In the material below, identify each line bearing the word "aumento". Reproduce those lines.

:::

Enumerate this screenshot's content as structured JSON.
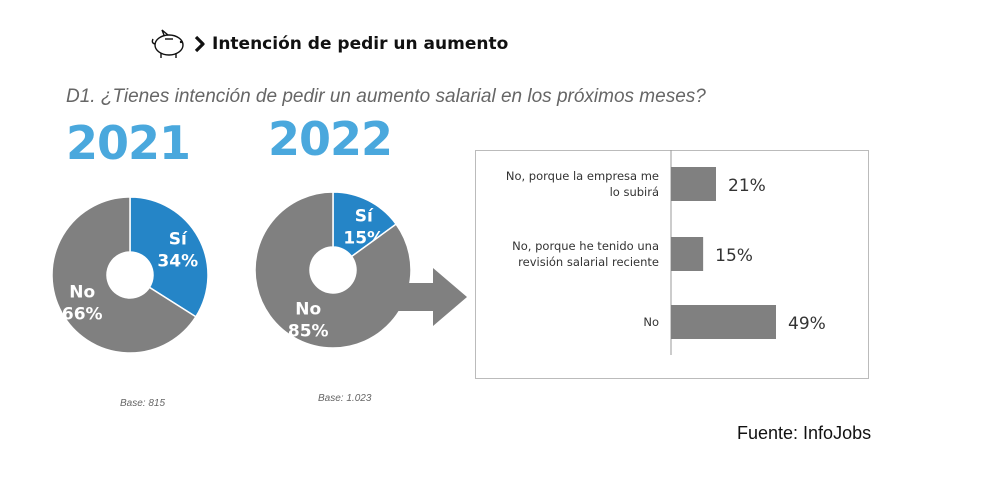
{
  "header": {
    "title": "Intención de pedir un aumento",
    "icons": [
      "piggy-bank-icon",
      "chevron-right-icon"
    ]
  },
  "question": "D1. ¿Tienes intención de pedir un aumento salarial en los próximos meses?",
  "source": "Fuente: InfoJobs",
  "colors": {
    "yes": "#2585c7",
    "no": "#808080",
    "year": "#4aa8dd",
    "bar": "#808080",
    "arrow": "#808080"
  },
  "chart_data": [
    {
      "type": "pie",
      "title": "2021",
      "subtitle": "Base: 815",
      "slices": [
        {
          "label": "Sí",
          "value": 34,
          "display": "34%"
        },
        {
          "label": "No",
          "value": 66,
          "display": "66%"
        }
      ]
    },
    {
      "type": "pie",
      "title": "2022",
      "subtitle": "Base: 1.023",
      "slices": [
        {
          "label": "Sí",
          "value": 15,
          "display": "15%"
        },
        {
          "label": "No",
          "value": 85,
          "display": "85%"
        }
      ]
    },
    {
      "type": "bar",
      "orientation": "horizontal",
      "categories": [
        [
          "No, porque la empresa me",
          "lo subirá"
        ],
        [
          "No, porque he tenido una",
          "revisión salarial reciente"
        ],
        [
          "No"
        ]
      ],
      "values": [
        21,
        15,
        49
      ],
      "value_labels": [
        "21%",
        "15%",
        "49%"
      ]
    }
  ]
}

:::

SOLVED PROBLEM:
    "title": "Intención de pedir un aumento",
  "question": "D1. ¿Tienes intención de pedir un aumento salarial en los próximos meses?",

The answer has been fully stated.